> _Instructions for the task_: Every entry needs to be printed exactly, please.

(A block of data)
◇ ◇ ◇
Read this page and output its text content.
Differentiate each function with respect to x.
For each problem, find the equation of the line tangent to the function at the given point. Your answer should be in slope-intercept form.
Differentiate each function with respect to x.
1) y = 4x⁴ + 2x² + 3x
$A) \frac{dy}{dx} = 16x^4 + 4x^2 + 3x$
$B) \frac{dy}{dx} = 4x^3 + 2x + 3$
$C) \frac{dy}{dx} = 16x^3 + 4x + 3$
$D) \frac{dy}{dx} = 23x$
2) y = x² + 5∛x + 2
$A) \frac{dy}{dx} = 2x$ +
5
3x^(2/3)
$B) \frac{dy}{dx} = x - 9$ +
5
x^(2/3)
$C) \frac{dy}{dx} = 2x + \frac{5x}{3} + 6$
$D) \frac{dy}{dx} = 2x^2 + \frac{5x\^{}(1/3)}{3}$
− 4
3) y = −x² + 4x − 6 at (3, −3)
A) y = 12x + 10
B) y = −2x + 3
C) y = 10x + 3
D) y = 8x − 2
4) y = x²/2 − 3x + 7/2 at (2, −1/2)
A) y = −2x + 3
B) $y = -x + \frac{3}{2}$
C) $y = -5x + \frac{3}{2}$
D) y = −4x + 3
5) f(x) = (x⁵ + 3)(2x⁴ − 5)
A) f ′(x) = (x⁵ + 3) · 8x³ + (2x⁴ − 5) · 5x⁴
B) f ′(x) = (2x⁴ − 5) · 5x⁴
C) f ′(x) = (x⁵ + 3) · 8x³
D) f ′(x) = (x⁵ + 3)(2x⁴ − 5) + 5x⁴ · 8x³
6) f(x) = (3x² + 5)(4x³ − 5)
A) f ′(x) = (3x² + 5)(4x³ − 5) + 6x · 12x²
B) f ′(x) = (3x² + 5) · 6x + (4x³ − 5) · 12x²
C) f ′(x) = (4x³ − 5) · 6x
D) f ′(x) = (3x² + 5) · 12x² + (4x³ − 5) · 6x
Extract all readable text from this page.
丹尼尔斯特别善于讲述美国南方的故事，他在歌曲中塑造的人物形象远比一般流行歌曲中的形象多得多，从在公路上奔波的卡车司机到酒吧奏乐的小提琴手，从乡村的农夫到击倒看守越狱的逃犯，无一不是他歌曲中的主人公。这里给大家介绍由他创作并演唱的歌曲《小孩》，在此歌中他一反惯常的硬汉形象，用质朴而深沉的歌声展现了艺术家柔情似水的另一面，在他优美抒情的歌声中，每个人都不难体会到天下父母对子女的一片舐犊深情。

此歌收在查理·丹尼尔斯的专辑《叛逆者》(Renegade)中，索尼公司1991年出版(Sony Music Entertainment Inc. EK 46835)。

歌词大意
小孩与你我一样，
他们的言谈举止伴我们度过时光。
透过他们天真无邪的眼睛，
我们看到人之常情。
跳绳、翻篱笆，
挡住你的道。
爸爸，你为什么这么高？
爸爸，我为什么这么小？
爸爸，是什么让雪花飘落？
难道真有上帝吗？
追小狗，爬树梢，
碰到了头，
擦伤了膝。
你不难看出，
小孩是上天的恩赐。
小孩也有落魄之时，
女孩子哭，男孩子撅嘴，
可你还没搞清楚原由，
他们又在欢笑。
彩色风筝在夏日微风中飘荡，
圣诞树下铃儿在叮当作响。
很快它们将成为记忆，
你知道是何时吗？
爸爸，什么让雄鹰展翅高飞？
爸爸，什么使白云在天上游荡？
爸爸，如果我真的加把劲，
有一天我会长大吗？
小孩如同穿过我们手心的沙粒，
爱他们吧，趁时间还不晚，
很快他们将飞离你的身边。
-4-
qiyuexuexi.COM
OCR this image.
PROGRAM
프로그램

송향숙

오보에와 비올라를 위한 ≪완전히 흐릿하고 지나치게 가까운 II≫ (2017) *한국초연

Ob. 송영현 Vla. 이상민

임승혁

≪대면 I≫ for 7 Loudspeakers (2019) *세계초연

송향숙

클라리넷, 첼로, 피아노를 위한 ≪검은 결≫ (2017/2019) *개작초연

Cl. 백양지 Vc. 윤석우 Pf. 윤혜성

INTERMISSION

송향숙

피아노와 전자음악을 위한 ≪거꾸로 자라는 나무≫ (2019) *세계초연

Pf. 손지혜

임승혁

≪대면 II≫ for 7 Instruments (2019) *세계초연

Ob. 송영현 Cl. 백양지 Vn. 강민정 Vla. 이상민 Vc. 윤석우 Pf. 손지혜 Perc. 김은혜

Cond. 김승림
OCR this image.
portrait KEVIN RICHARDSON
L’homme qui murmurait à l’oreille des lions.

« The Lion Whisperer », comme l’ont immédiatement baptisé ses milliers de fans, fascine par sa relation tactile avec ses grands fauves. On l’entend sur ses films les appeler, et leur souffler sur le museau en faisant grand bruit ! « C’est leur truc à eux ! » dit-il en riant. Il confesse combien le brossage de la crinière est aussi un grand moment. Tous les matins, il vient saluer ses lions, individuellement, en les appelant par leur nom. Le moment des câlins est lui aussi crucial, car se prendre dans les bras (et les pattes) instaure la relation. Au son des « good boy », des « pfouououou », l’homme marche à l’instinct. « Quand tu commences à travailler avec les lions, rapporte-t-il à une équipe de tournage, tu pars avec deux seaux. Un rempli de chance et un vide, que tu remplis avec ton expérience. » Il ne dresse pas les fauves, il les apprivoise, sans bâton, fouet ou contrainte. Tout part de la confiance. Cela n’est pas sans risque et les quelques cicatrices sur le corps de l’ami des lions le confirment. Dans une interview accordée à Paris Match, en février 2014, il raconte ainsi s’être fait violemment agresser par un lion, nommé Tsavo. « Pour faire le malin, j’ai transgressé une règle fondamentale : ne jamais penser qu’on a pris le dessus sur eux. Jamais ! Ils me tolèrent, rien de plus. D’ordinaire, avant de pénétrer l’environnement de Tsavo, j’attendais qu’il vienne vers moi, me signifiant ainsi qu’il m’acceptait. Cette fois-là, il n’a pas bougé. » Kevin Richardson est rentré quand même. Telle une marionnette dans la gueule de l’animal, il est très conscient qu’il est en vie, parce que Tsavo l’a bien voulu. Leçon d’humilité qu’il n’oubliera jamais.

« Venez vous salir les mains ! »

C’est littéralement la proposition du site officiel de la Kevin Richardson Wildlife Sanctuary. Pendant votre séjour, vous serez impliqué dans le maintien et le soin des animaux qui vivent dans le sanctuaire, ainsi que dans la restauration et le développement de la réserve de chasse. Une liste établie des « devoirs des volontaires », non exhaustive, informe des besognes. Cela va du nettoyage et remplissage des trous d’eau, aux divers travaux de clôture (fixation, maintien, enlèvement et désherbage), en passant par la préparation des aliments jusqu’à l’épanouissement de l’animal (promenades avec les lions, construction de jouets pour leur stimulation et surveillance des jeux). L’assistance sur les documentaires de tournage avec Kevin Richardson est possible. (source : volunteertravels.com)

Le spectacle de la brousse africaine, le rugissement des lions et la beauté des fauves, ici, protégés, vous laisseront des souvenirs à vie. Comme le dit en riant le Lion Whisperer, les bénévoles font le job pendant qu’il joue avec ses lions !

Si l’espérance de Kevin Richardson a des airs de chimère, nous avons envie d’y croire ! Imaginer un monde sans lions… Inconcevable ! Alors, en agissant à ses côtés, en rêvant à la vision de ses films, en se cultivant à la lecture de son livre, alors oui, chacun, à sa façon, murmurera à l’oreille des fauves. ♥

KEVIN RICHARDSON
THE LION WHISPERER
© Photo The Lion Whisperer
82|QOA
◇ ◇ ◇
> _Full response_:
Read this page and output its text content.
Differentiate each function with respect to x.
For each problem, find the equation of the line tangent to the function at the given point. Your answer should be in slope-intercept form.
Differentiate each function with respect to x.
1) y = 4x⁴ + 2x² + 3x
$A) \frac{dy}{dx} = 16x^4 + 4x^2 + 3x$
$B) \frac{dy}{dx} = 4x^3 + 2x + 3$
$C) \frac{dy}{dx} = 16x^3 + 4x + 3$
$D) \frac{dy}{dx} = 23x$
2) y = x² + 5∛x + 2
$A) \frac{dy}{dx} = 2x$ +
5
3x^(2/3)
$B) \frac{dy}{dx} = x - 9$ +
5
x^(2/3)
$C) \frac{dy}{dx} = 2x + \frac{5x}{3} + 6$
$D) \frac{dy}{dx} = 2x^2 + \frac{5x\^{}(1/3)}{3}$
− 4
3) y = −x² + 4x − 6 at (3, −3)
A) y = 12x + 10
B) y = −2x + 3
C) y = 10x + 3
D) y = 8x − 2
4) y = x²/2 − 3x + 7/2 at (2, −1/2)
A) y = −2x + 3
B) $y = -x + \frac{3}{2}$
C) $y = -5x + \frac{3}{2}$
D) y = −4x + 3
5) f(x) = (x⁵ + 3)(2x⁴ − 5)
A) f ′(x) = (x⁵ + 3) · 8x³ + (2x⁴ − 5) · 5x⁴
B) f ′(x) = (2x⁴ − 5) · 5x⁴
C) f ′(x) = (x⁵ + 3) · 8x³
D) f ′(x) = (x⁵ + 3)(2x⁴ − 5) + 5x⁴ · 8x³
6) f(x) = (3x² + 5)(4x³ − 5)
A) f ′(x) = (3x² + 5)(4x³ − 5) + 6x · 12x²
B) f ′(x) = (3x² + 5) · 6x + (4x³ − 5) · 12x²
C) f ′(x) = (4x³ − 5) · 6x
D) f ′(x) = (3x² + 5) · 12x² + (4x³ − 5) · 6x
Extract all readable text from this page.
丹尼尔斯特别善于讲述美国南方的故事，他在歌曲中塑造的人物形象远比一般流行歌曲中的形象多得多，从在公路上奔波的卡车司机到酒吧奏乐的小提琴手，从乡村的农夫到击倒看守越狱的逃犯，无一不是他歌曲中的主人公。这里给大家介绍由他创作并演唱的歌曲《小孩》，在此歌中他一反惯常的硬汉形象，用质朴而深沉的歌声展现了艺术家柔情似水的另一面，在他优美抒情的歌声中，每个人都不难体会到天下父母对子女的一片舐犊深情。

此歌收在查理·丹尼尔斯的专辑《叛逆者》(Renegade)中，索尼公司1991年出版(Sony Music Entertainment Inc. EK 46835)。

歌词大意
小孩与你我一样，
他们的言谈举止伴我们度过时光。
透过他们天真无邪的眼睛，
我们看到人之常情。
跳绳、翻篱笆，
挡住你的道。
爸爸，你为什么这么高？
爸爸，我为什么这么小？
爸爸，是什么让雪花飘落？
难道真有上帝吗？
追小狗，爬树梢，
碰到了头，
擦伤了膝。
你不难看出，
小孩是上天的恩赐。
小孩也有落魄之时，
女孩子哭，男孩子撅嘴，
可你还没搞清楚原由，
他们又在欢笑。
彩色风筝在夏日微风中飘荡，
圣诞树下铃儿在叮当作响。
很快它们将成为记忆，
你知道是何时吗？
爸爸，什么让雄鹰展翅高飞？
爸爸，什么使白云在天上游荡？
爸爸，如果我真的加把劲，
有一天我会长大吗？
小孩如同穿过我们手心的沙粒，
爱他们吧，趁时间还不晚，
很快他们将飞离你的身边。
-4-
qiyuexuexi.COM
OCR this image.
PROGRAM
프로그램

송향숙

오보에와 비올라를 위한 ≪완전히 흐릿하고 지나치게 가까운 II≫ (2017) *한국초연

Ob. 송영현 Vla. 이상민

임승혁

≪대면 I≫ for 7 Loudspeakers (2019) *세계초연

송향숙

클라리넷, 첼로, 피아노를 위한 ≪검은 결≫ (2017/2019) *개작초연

Cl. 백양지 Vc. 윤석우 Pf. 윤혜성

INTERMISSION

송향숙

피아노와 전자음악을 위한 ≪거꾸로 자라는 나무≫ (2019) *세계초연

Pf. 손지혜

임승혁

≪대면 II≫ for 7 Instruments (2019) *세계초연

Ob. 송영현 Cl. 백양지 Vn. 강민정 Vla. 이상민 Vc. 윤석우 Pf. 손지혜 Perc. 김은혜

Cond. 김승림
OCR this image.
portrait KEVIN RICHARDSON
L’homme qui murmurait à l’oreille des lions.

« The Lion Whisperer », comme l’ont immédiatement baptisé ses milliers de fans, fascine par sa relation tactile avec ses grands fauves. On l’entend sur ses films les appeler, et leur souffler sur le museau en faisant grand bruit ! « C’est leur truc à eux ! » dit-il en riant. Il confesse combien le brossage de la crinière est aussi un grand moment. Tous les matins, il vient saluer ses lions, individuellement, en les appelant par leur nom. Le moment des câlins est lui aussi crucial, car se prendre dans les bras (et les pattes) instaure la relation. Au son des « good boy », des « pfouououou », l’homme marche à l’instinct. « Quand tu commences à travailler avec les lions, rapporte-t-il à une équipe de tournage, tu pars avec deux seaux. Un rempli de chance et un vide, que tu remplis avec ton expérience. » Il ne dresse pas les fauves, il les apprivoise, sans bâton, fouet ou contrainte. Tout part de la confiance. Cela n’est pas sans risque et les quelques cicatrices sur le corps de l’ami des lions le confirment. Dans une interview accordée à Paris Match, en février 2014, il raconte ainsi s’être fait violemment agresser par un lion, nommé Tsavo. « Pour faire le malin, j’ai transgressé une règle fondamentale : ne jamais penser qu’on a pris le dessus sur eux. Jamais ! Ils me tolèrent, rien de plus. D’ordinaire, avant de pénétrer l’environnement de Tsavo, j’attendais qu’il vienne vers moi, me signifiant ainsi qu’il m’acceptait. Cette fois-là, il n’a pas bougé. » Kevin Richardson est rentré quand même. Telle une marionnette dans la gueule de l’animal, il est très conscient qu’il est en vie, parce que Tsavo l’a bien voulu. Leçon d’humilité qu’il n’oubliera jamais.

« Venez vous salir les mains ! »

C’est littéralement la proposition du site officiel de la Kevin Richardson Wildlife Sanctuary. Pendant votre séjour, vous serez impliqué dans le maintien et le soin des animaux qui vivent dans le sanctuaire, ainsi que dans la restauration et le développement de la réserve de chasse. Une liste établie des « devoirs des volontaires », non exhaustive, informe des besognes. Cela va du nettoyage et remplissage des trous d’eau, aux divers travaux de clôture (fixation, maintien, enlèvement et désherbage), en passant par la préparation des aliments jusqu’à l’épanouissement de l’animal (promenades avec les lions, construction de jouets pour leur stimulation et surveillance des jeux). L’assistance sur les documentaires de tournage avec Kevin Richardson est possible. (source : volunteertravels.com)

Le spectacle de la brousse africaine, le rugissement des lions et la beauté des fauves, ici, protégés, vous laisseront des souvenirs à vie. Comme le dit en riant le Lion Whisperer, les bénévoles font le job pendant qu’il joue avec ses lions !

Si l’espérance de Kevin Richardson a des airs de chimère, nous avons envie d’y croire ! Imaginer un monde sans lions… Inconcevable ! Alors, en agissant à ses côtés, en rêvant à la vision de ses films, en se cultivant à la lecture de son livre, alors oui, chacun, à sa façon, murmurera à l’oreille des fauves. ♥

KEVIN RICHARDSON
THE LION WHISPERER
© Photo The Lion Whisperer
82|QOA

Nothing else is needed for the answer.